## Task objective
Give back each entry unchanged, minus pictures.

Stored items:
== == ==
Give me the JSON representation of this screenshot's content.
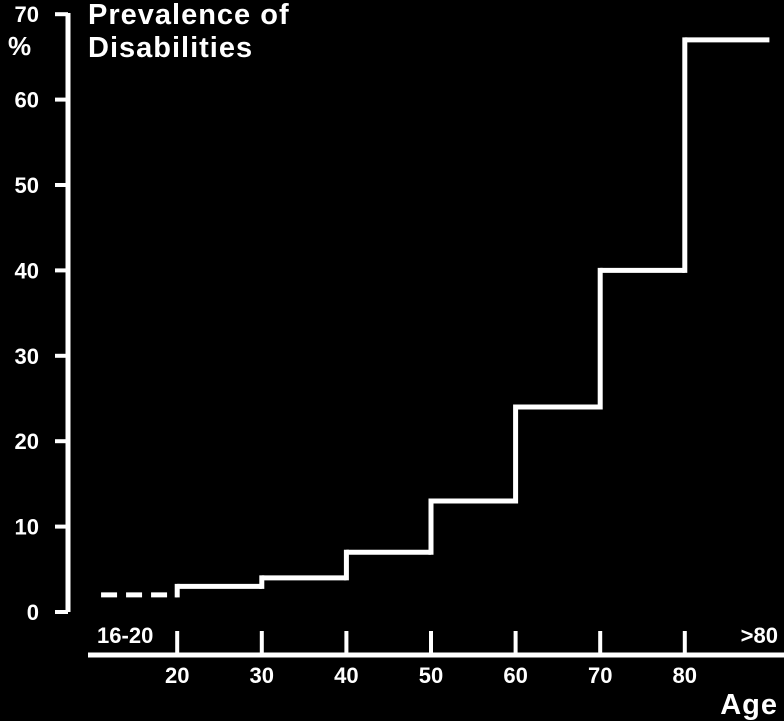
{
  "chart_data": {
    "type": "line",
    "step": true,
    "title": "Prevalence of",
    "subtitle": "Disabilities",
    "ylabel": "%",
    "xlabel": "Age",
    "ylim": [
      0,
      70
    ],
    "yticks": [
      0,
      10,
      20,
      30,
      40,
      50,
      60,
      70
    ],
    "yticklabels": [
      "0",
      "10",
      "20",
      "30",
      "40",
      "50",
      "60",
      "70"
    ],
    "xlim": [
      11,
      90
    ],
    "xticks": [
      20,
      30,
      40,
      50,
      60,
      70,
      80
    ],
    "xticklabels": [
      "20",
      "30",
      "40",
      "50",
      "60",
      "70",
      "80"
    ],
    "bracket_labels": [
      {
        "text": "16-20",
        "x_start": 11,
        "x_end": 20
      },
      {
        "text": ">80",
        "x_start": 80,
        "x_end": 90
      }
    ],
    "series": [
      {
        "segments": [
          {
            "x_start": 11,
            "x_end": 20,
            "y": 2,
            "dashed": true
          },
          {
            "x_start": 20,
            "x_end": 30,
            "y": 3
          },
          {
            "x_start": 30,
            "x_end": 40,
            "y": 4
          },
          {
            "x_start": 40,
            "x_end": 50,
            "y": 7
          },
          {
            "x_start": 50,
            "x_end": 60,
            "y": 13
          },
          {
            "x_start": 60,
            "x_end": 70,
            "y": 24
          },
          {
            "x_start": 70,
            "x_end": 80,
            "y": 40
          },
          {
            "x_start": 80,
            "x_end": 90,
            "y": 67
          }
        ]
      }
    ],
    "grid": false,
    "colors": {
      "background": "#000000",
      "foreground": "#ffffff"
    }
  }
}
== == ==
## Finished exercise
Give me the JSON representation of this screenshot's content.
{
  "chart_data": {
    "type": "line",
    "step": true,
    "title": "Prevalence of",
    "subtitle": "Disabilities",
    "ylabel": "%",
    "xlabel": "Age",
    "ylim": [
      0,
      70
    ],
    "yticks": [
      0,
      10,
      20,
      30,
      40,
      50,
      60,
      70
    ],
    "yticklabels": [
      "0",
      "10",
      "20",
      "30",
      "40",
      "50",
      "60",
      "70"
    ],
    "xlim": [
      11,
      90
    ],
    "xticks": [
      20,
      30,
      40,
      50,
      60,
      70,
      80
    ],
    "xticklabels": [
      "20",
      "30",
      "40",
      "50",
      "60",
      "70",
      "80"
    ],
    "bracket_labels": [
      {
        "text": "16-20",
        "x_start": 11,
        "x_end": 20
      },
      {
        "text": ">80",
        "x_start": 80,
        "x_end": 90
      }
    ],
    "series": [
      {
        "segments": [
          {
            "x_start": 11,
            "x_end": 20,
            "y": 2,
            "dashed": true
          },
          {
            "x_start": 20,
            "x_end": 30,
            "y": 3
          },
          {
            "x_start": 30,
            "x_end": 40,
            "y": 4
          },
          {
            "x_start": 40,
            "x_end": 50,
            "y": 7
          },
          {
            "x_start": 50,
            "x_end": 60,
            "y": 13
          },
          {
            "x_start": 60,
            "x_end": 70,
            "y": 24
          },
          {
            "x_start": 70,
            "x_end": 80,
            "y": 40
          },
          {
            "x_start": 80,
            "x_end": 90,
            "y": 67
          }
        ]
      }
    ],
    "grid": false,
    "colors": {
      "background": "#000000",
      "foreground": "#ffffff"
    }
  }
}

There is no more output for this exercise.